» Task to carry out
Every line of the records below that holds the word "physicians" belongs in the answer.

» Exercise material

○ ○ ○ ○ ○ ○ ○

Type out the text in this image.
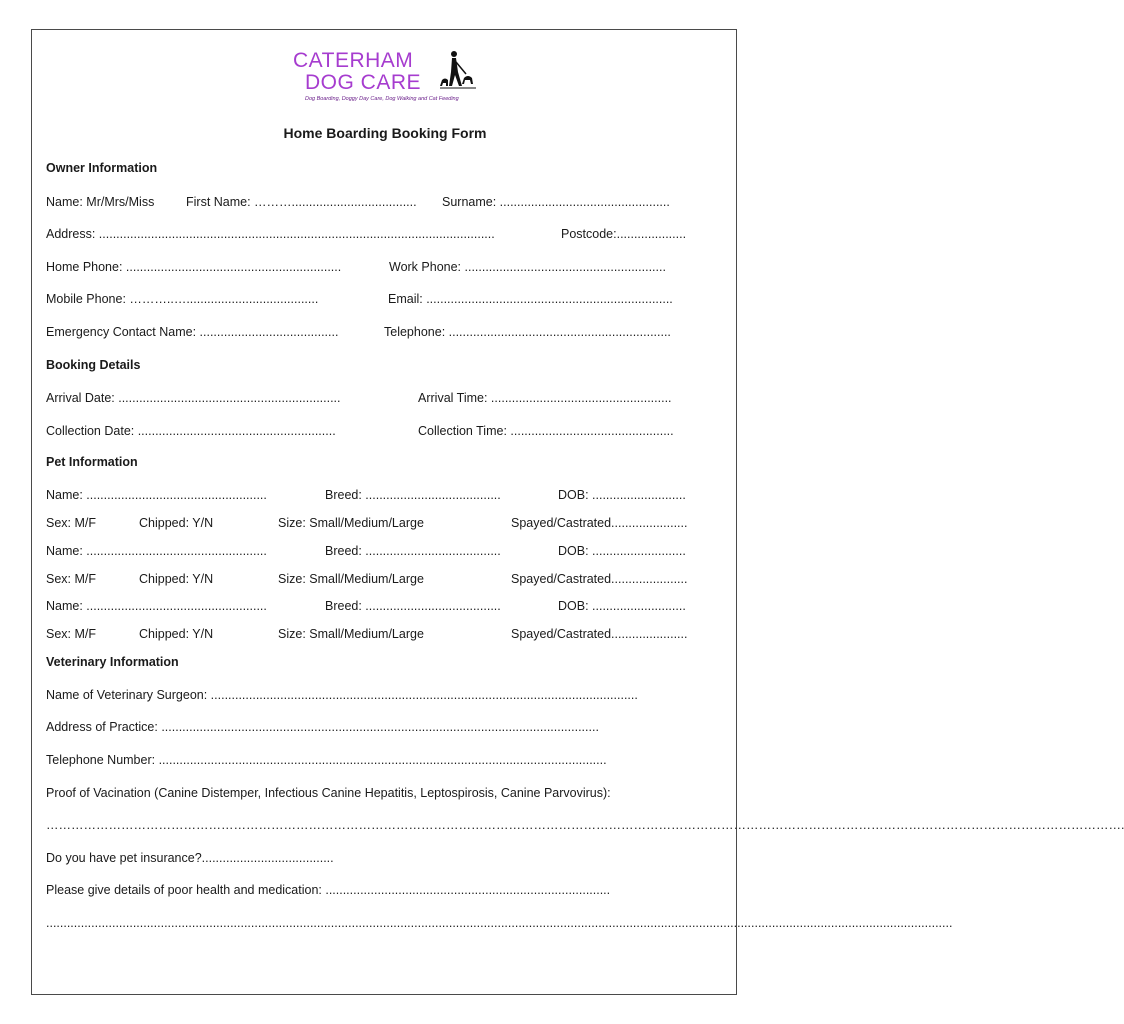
CATERHAM
DOG CARE
Dog Boarding, Doggy Day Care, Dog Walking and Cat Feeding
Home Boarding Booking Form
Owner Information
Name: Mr/Mrs/Miss	First Name: ……….................................... Surname: .................................................
Address: ..................................................................................................................	Postcode:....................
Home Phone: ..............................................................	Work Phone: ..........................................................
Mobile Phone: ………..…......................................	Email: .......................................................................
Emergency Contact Name: ........................................	Telephone: ................................................................
Booking Details
Arrival Date: ................................................................	Arrival Time: ....................................................
Collection Date: .........................................................	Collection Time: ...............................................
Pet Information
Name: ....................................................	Breed: .......................................	DOB: ...........................
Sex: M/F	Chipped: Y/N	Size: Small/Medium/Large	Spayed/Castrated......................
Name: ....................................................	Breed: .......................................	DOB: ...........................
Sex: M/F	Chipped: Y/N	Size: Small/Medium/Large	Spayed/Castrated......................
Name: ....................................................	Breed: .......................................	DOB: ...........................
Sex: M/F	Chipped: Y/N	Size: Small/Medium/Large	Spayed/Castrated......................
Veterinary Information
Name of Veterinary Surgeon: ...........................................................................................................................
Address of Practice: ..............................................................................................................................
Telephone Number: .................................................................................................................................
Proof of Vacination (Canine Distemper, Infectious Canine Hepatitis, Leptospirosis, Canine Parvovirus):
…………………………………………………………………………………………………………………………………………………………………………………………………………………………………….
Do you have pet insurance?......................................
Please give details of poor health and medication: ..................................................................................
.....................................................................................................................................................................................................................................................................
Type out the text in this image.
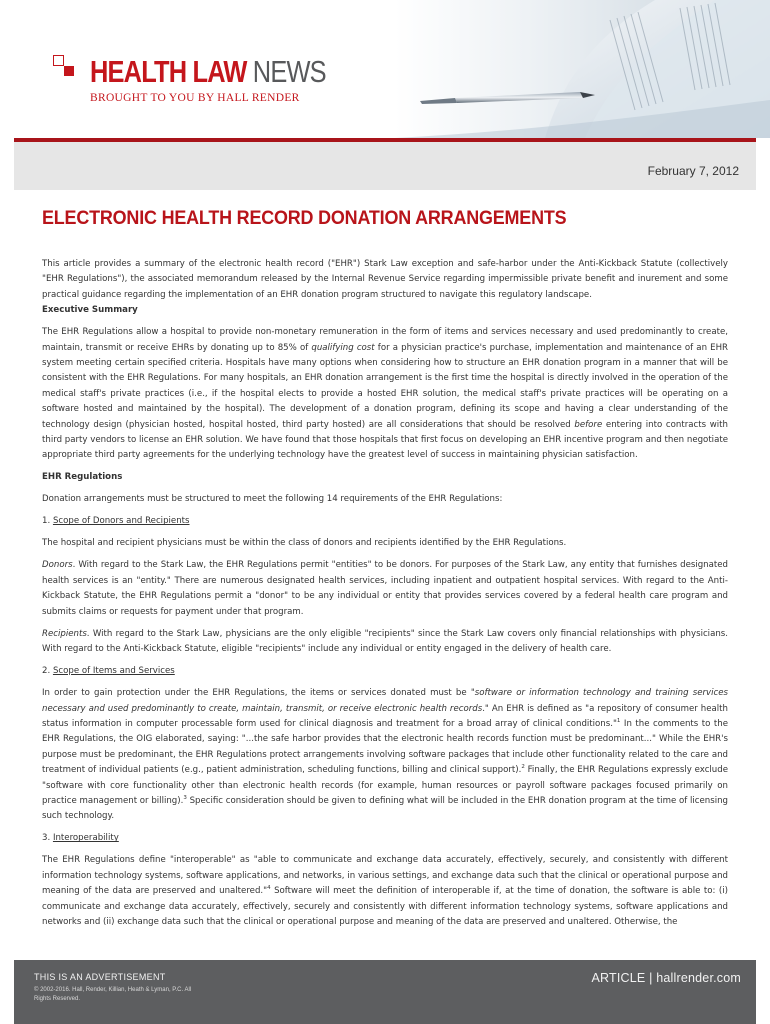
HEALTH LAW NEWS
BROUGHT TO YOU BY HALL RENDER
February 7, 2012
ELECTRONIC HEALTH RECORD DONATION ARRANGEMENTS

This article provides a summary of the electronic health record ("EHR") Stark Law exception and safe-harbor under the Anti-Kickback Statute (collectively "EHR Regulations"), the associated memorandum released by the Internal Revenue Service regarding impermissible private benefit and inurement and some practical guidance regarding the implementation of an EHR donation program structured to navigate this regulatory landscape.

Executive Summary

The EHR Regulations allow a hospital to provide non-monetary remuneration in the form of items and services necessary and used predominantly to create, maintain, transmit or receive EHRs by donating up to 85% of qualifying cost for a physician practice's purchase, implementation and maintenance of an EHR system meeting certain specified criteria. Hospitals have many options when considering how to structure an EHR donation program in a manner that will be consistent with the EHR Regulations. For many hospitals, an EHR donation arrangement is the first time the hospital is directly involved in the operation of the medical staff's private practices (i.e., if the hospital elects to provide a hosted EHR solution, the medical staff's private practices will be operating on a software hosted and maintained by the hospital). The development of a donation program, defining its scope and having a clear understanding of the technology design (physician hosted, hospital hosted, third party hosted) are all considerations that should be resolved before entering into contracts with third party vendors to license an EHR solution. We have found that those hospitals that first focus on developing an EHR incentive program and then negotiate appropriate third party agreements for the underlying technology have the greatest level of success in maintaining physician satisfaction.

EHR Regulations

Donation arrangements must be structured to meet the following 14 requirements of the EHR Regulations:

1. Scope of Donors and Recipients

The hospital and recipient physicians must be within the class of donors and recipients identified by the EHR Regulations.

Donors. With regard to the Stark Law, the EHR Regulations permit "entities" to be donors. For purposes of the Stark Law, any entity that furnishes designated health services is an "entity." There are numerous designated health services, including inpatient and outpatient hospital services. With regard to the Anti-Kickback Statute, the EHR Regulations permit a "donor" to be any individual or entity that provides services covered by a federal health care program and submits claims or requests for payment under that program.

Recipients. With regard to the Stark Law, physicians are the only eligible "recipients" since the Stark Law covers only financial relationships with physicians. With regard to the Anti-Kickback Statute, eligible "recipients" include any individual or entity engaged in the delivery of health care.

2. Scope of Items and Services

In order to gain protection under the EHR Regulations, the items or services donated must be "software or information technology and training services necessary and used predominantly to create, maintain, transmit, or receive electronic health records." An EHR is defined as "a repository of consumer health status information in computer processable form used for clinical diagnosis and treatment for a broad array of clinical conditions."$^1$ In the comments to the EHR Regulations, the OIG elaborated, saying: "...the safe harbor provides that the electronic health records function must be predominant..." While the EHR's purpose must be predominant, the EHR Regulations protect arrangements involving software packages that include other functionality related to the care and treatment of individual patients (e.g., patient administration, scheduling functions, billing and clinical support).$^2$ Finally, the EHR Regulations expressly exclude "software with core functionality other than electronic health records (for example, human resources or payroll software packages focused primarily on practice management or billing).$^3$ Specific consideration should be given to defining what will be included in the EHR donation program at the time of licensing such technology.

3. Interoperability

The EHR Regulations define "interoperable" as "able to communicate and exchange data accurately, effectively, securely, and consistently with different information technology systems, software applications, and networks, in various settings, and exchange data such that the clinical or operational purpose and meaning of the data are preserved and unaltered."$^4$ Software will meet the definition of interoperable if, at the time of donation, the software is able to: (i) communicate and exchange data accurately, effectively, securely and consistently with different information technology systems, software applications and networks and (ii) exchange data such that the clinical or operational purpose and meaning of the data are preserved and unaltered. Otherwise, the

THIS IS AN ADVERTISEMENT
© 2002-2016. Hall, Render, Killian, Heath & Lyman, P.C. All Rights Reserved.
ARTICLE | hallrender.com
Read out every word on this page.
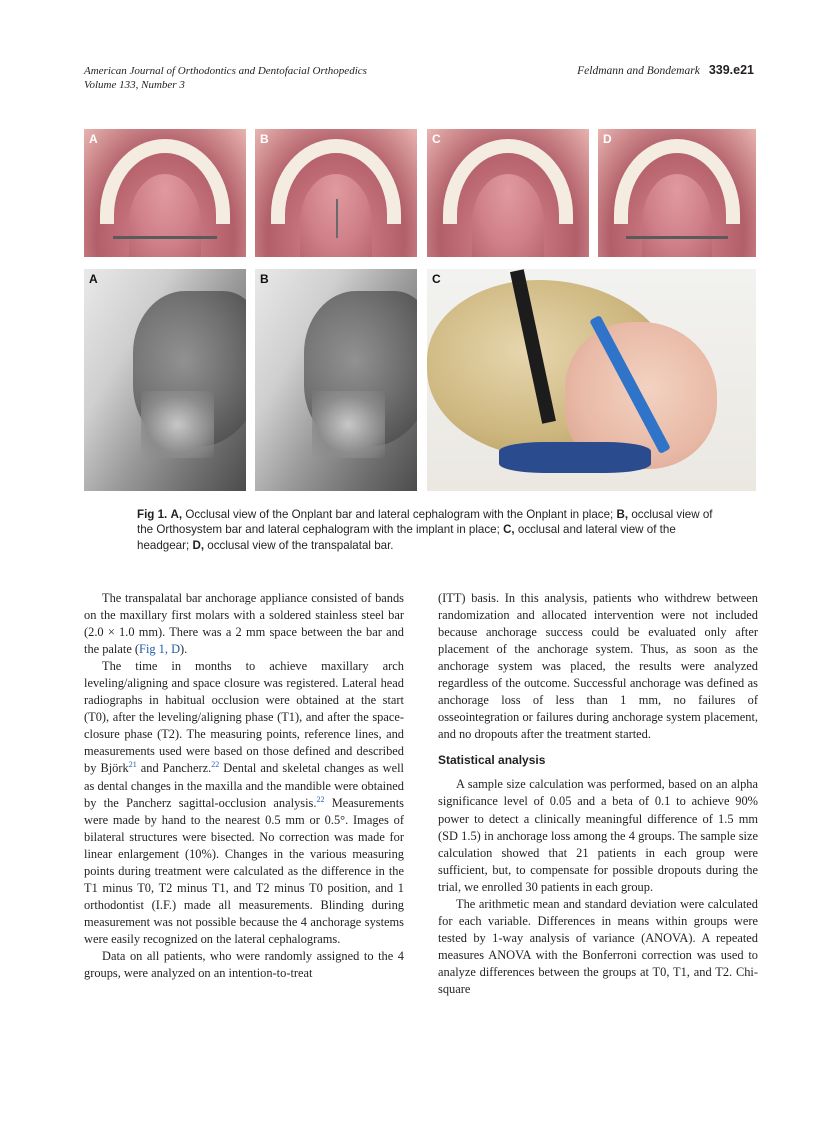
American Journal of Orthodontics and Dentofacial Orthopedics
Volume 133, Number 3
Feldmann and Bondemark 339.e21
A	B	C	D
A	B	C
Fig 1. A, Occlusal view of the Onplant bar and lateral cephalogram with the Onplant in place; B, occlusal view of the Orthosystem bar and lateral cephalogram with the implant in place; C, occlusal and lateral view of the headgear; D, occlusal view of the transpalatal bar.

The transpalatal bar anchorage appliance consisted of bands on the maxillary first molars with a soldered stainless steel bar (2.0 × 1.0 mm). There was a 2 mm space between the bar and the palate (Fig 1, D).

The time in months to achieve maxillary arch leveling/aligning and space closure was registered. Lateral head radiographs in habitual occlusion were obtained at the start (T0), after the leveling/aligning phase (T1), and after the space-closure phase (T2). The measuring points, reference lines, and measurements used were based on those defined and described by Björk$^{21}$ and Pancherz.$^{22}$ Dental and skeletal changes as well as dental changes in the maxilla and the mandible were obtained by the Pancherz sagittal-occlusion analysis.$^{22}$ Measurements were made by hand to the nearest 0.5 mm or 0.5°. Images of bilateral structures were bisected. No correction was made for linear enlargement (10%). Changes in the various measuring points during treatment were calculated as the difference in the T1 minus T0, T2 minus T1, and T2 minus T0 position, and 1 orthodontist (I.F.) made all measurements. Blinding during measurement was not possible because the 4 anchorage systems were easily recognized on the lateral cephalograms.

Data on all patients, who were randomly assigned to the 4 groups, were analyzed on an intention-to-treat

(ITT) basis. In this analysis, patients who withdrew between randomization and allocated intervention were not included because anchorage success could be evaluated only after placement of the anchorage system. Thus, as soon as the anchorage system was placed, the results were analyzed regardless of the outcome. Successful anchorage was defined as anchorage loss of less than 1 mm, no failures of osseointegration or failures during anchorage system placement, and no dropouts after the treatment started.

Statistical analysis

A sample size calculation was performed, based on an alpha significance level of 0.05 and a beta of 0.1 to achieve 90% power to detect a clinically meaningful difference of 1.5 mm (SD 1.5) in anchorage loss among the 4 groups. The sample size calculation showed that 21 patients in each group were sufficient, but, to compensate for possible dropouts during the trial, we enrolled 30 patients in each group.

The arithmetic mean and standard deviation were calculated for each variable. Differences in means within groups were tested by 1-way analysis of variance (ANOVA). A repeated measures ANOVA with the Bonferroni correction was used to analyze differences between the groups at T0, T1, and T2. Chi-square
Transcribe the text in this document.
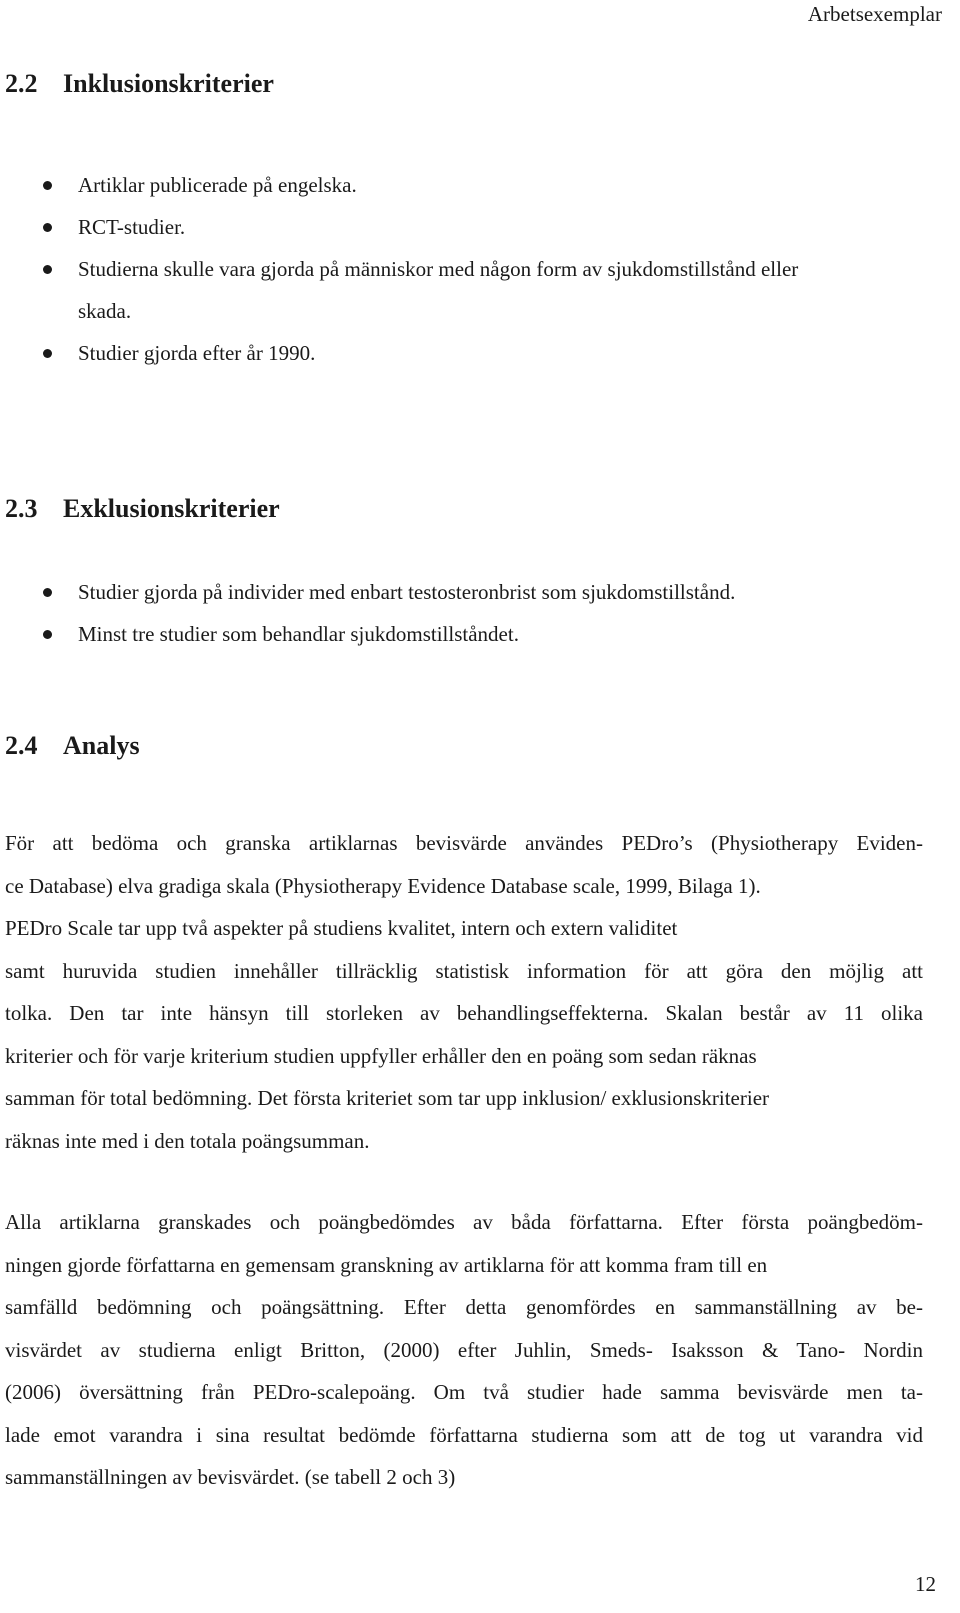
Arbetsexemplar
2.2 Inklusionskriterier
Artiklar publicerade på engelska.
RCT-studier.
Studierna skulle vara gjorda på människor med någon form av sjukdomstillstånd eller
skada.
Studier gjorda efter år 1990.
2.3 Exklusionskriterier
Studier gjorda på individer med enbart testosteronbrist som sjukdomstillstånd.
Minst tre studier som behandlar sjukdomstillståndet.
2.4 Analys

För att bedöma och granska artiklarnas bevisvärde användes PEDro’s (Physiotherapy Eviden-
ce Database) elva gradiga skala (Physiotherapy Evidence Database scale, 1999, Bilaga 1).
PEDro Scale tar upp två aspekter på studiens kvalitet, intern och extern validitet
samt huruvida studien innehåller tillräcklig statistisk information för att göra den möjlig att
tolka. Den tar inte hänsyn till storleken av behandlingseffekterna. Skalan består av 11 olika
kriterier och för varje kriterium studien uppfyller erhåller den en poäng som sedan räknas
samman för total bedömning. Det första kriteriet som tar upp inklusion/ exklusionskriterier
räknas inte med i den totala poängsumman.

Alla artiklarna granskades och poängbedömdes av båda författarna. Efter första poängbedöm-
ningen gjorde författarna en gemensam granskning av artiklarna för att komma fram till en
samfälld bedömning och poängsättning. Efter detta genomfördes en sammanställning av be-
visvärdet av studierna enligt Britton, (2000) efter Juhlin, Smeds- Isaksson & Tano- Nordin
(2006) översättning från PEDro-scalepoäng. Om två studier hade samma bevisvärde men ta-
lade emot varandra i sina resultat bedömde författarna studierna som att de tog ut varandra vid
sammanställningen av bevisvärdet. (se tabell 2 och 3)

12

○ ○ ○ ○ ○ ○ ○

» Result for this exercise
The hospital and recipient physicians must be within the class of donors and recipients identified by the EHR Regulations.
Recipients. With regard to the Stark Law, physicians are the only eligible "recipients" since the Stark Law covers only financial relationships with physicians. With regard to the Anti-Kickback Statute, eligible "recipients" include any individual or entity engaged in the delivery of health care.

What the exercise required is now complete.